→ Given instruction
Only the pictures are to be left out; set down the rest of the records exactly.

→ Given data
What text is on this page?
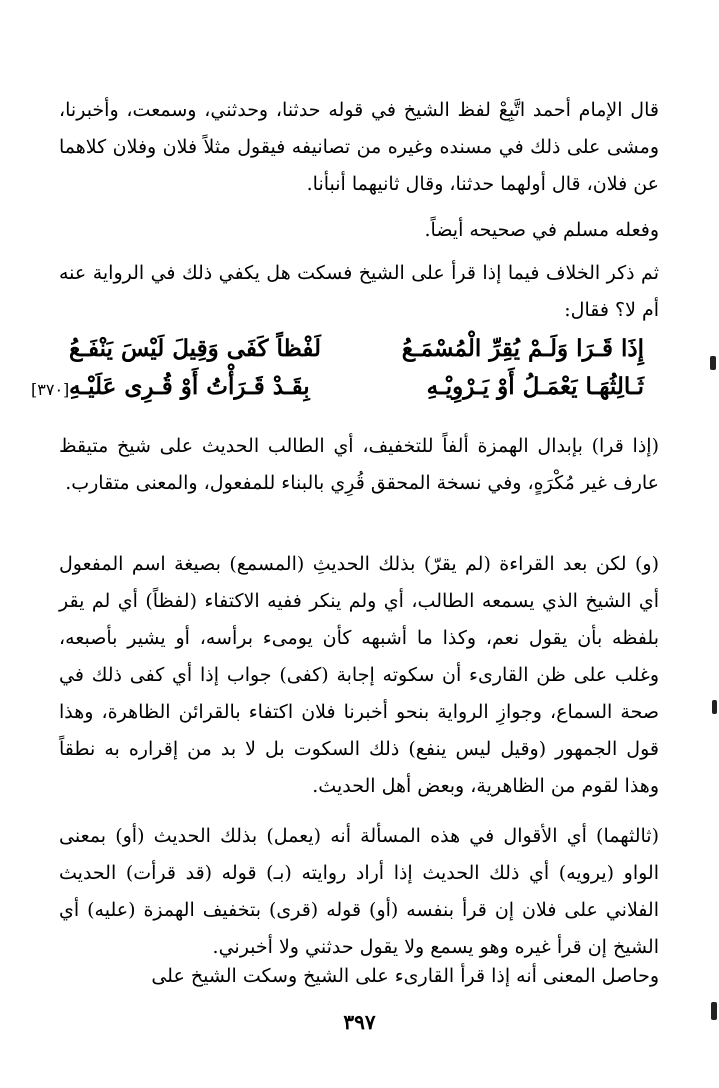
قال الإمام أحمد اتَّبِعْ لفظ الشيخ في قوله حدثنا، وحدثني، وسمعت، وأخبرنا، ومشى على ذلك في مسنده وغيره من تصانيفه فيقول مثلاً فلان وفلان كلاهما عن فلان، قال أولهما حدثنا، وقال ثانيهما أنبأنا.
وفعله مسلم في صحيحه أيضاً.
ثم ذكر الخلاف فيما إذا قرأ على الشيخ فسكت هل يكفي ذلك في الرواية عنه أم لا؟ فقال:
إِذَا قَـرَا وَلَـمْ يُقِرِّ الْمُسْمَـعُ
لَفْظاً كَفَى وَقِيلَ لَيْسَ يَنْفَـعُ
ثَـالِثُهَـا يَعْمَـلُ أَوْ يَـرْوِيْـهِ
بِقَـدْ قَـرَأْتُ أَوْ قُـرِى عَلَيْـهِ
[٣٧٠]
(إذا قرا) بإبدال الهمزة ألفاً للتخفيف، أي الطالب الحديث على شيخ متيقظ عارف غير مُكْرَهٍ، وفي نسخة المحقق قُرِي بالبناء للمفعول، والمعنى متقارب.
(و) لكن بعد القراءة (لم يقرّ) بذلك الحديثِ (المسمع) بصيغة اسم المفعول أي الشيخ الذي يسمعه الطالب، أي ولم ينكر ففيه الاكتفاء (لفظاً) أي لم يقر بلفظه بأن يقول نعم، وكذا ما أشبهه كأن يومىء برأسه، أو يشير بأصبعه، وغلب على ظن القارىء أن سكوته إجابة (كفى) جواب إذا أي كفى ذلك في صحة السماع، وجوازِ الرواية بنحو أخبرنا فلان اكتفاء بالقرائن الظاهرة، وهذا قول الجمهور (وقيل ليس ينفع) ذلك السكوت بل لا بد من إقراره به نطقاً وهذا لقوم من الظاهرية، وبعض أهل الحديث.
(ثالثهما) أي الأقوال في هذه المسألة أنه (يعمل) بذلك الحديث (أو) بمعنى الواو (يرويه) أي ذلك الحديث إذا أراد روايته (بـ) قوله (قد قرأت) الحديث الفلاني على فلان إن قرأ بنفسه (أو) قوله (قرى) بتخفيف الهمزة (عليه) أي الشيخ إن قرأ غيره وهو يسمع ولا يقول حدثني ولا أخبرني.
وحاصل المعنى أنه إذا قرأ القارىء على الشيخ وسكت الشيخ على
٣٩٧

→ Task result
What text is on this page?
قال الإمام أحمد اتَّبِعْ لفظ الشيخ في قوله حدثنا، وحدثني، وسمعت، وأخبرنا، ومشى على ذلك في مسنده وغيره من تصانيفه فيقول مثلاً فلان وفلان كلاهما عن فلان، قال أولهما حدثنا، وقال ثانيهما أنبأنا.
وفعله مسلم في صحيحه أيضاً.
ثم ذكر الخلاف فيما إذا قرأ على الشيخ فسكت هل يكفي ذلك في الرواية عنه أم لا؟ فقال:
إِذَا قَـرَا وَلَـمْ يُقِرِّ الْمُسْمَـعُ
لَفْظاً كَفَى وَقِيلَ لَيْسَ يَنْفَـعُ
ثَـالِثُهَـا يَعْمَـلُ أَوْ يَـرْوِيْـهِ
بِقَـدْ قَـرَأْتُ أَوْ قُـرِى عَلَيْـهِ
[٣٧٠]
(إذا قرا) بإبدال الهمزة ألفاً للتخفيف، أي الطالب الحديث على شيخ متيقظ عارف غير مُكْرَهٍ، وفي نسخة المحقق قُرِي بالبناء للمفعول، والمعنى متقارب.
(و) لكن بعد القراءة (لم يقرّ) بذلك الحديثِ (المسمع) بصيغة اسم المفعول أي الشيخ الذي يسمعه الطالب، أي ولم ينكر ففيه الاكتفاء (لفظاً) أي لم يقر بلفظه بأن يقول نعم، وكذا ما أشبهه كأن يومىء برأسه، أو يشير بأصبعه، وغلب على ظن القارىء أن سكوته إجابة (كفى) جواب إذا أي كفى ذلك في صحة السماع، وجوازِ الرواية بنحو أخبرنا فلان اكتفاء بالقرائن الظاهرة، وهذا قول الجمهور (وقيل ليس ينفع) ذلك السكوت بل لا بد من إقراره به نطقاً وهذا لقوم من الظاهرية، وبعض أهل الحديث.
(ثالثهما) أي الأقوال في هذه المسألة أنه (يعمل) بذلك الحديث (أو) بمعنى الواو (يرويه) أي ذلك الحديث إذا أراد روايته (بـ) قوله (قد قرأت) الحديث الفلاني على فلان إن قرأ بنفسه (أو) قوله (قرى) بتخفيف الهمزة (عليه) أي الشيخ إن قرأ غيره وهو يسمع ولا يقول حدثني ولا أخبرني.
وحاصل المعنى أنه إذا قرأ القارىء على الشيخ وسكت الشيخ على
٣٩٧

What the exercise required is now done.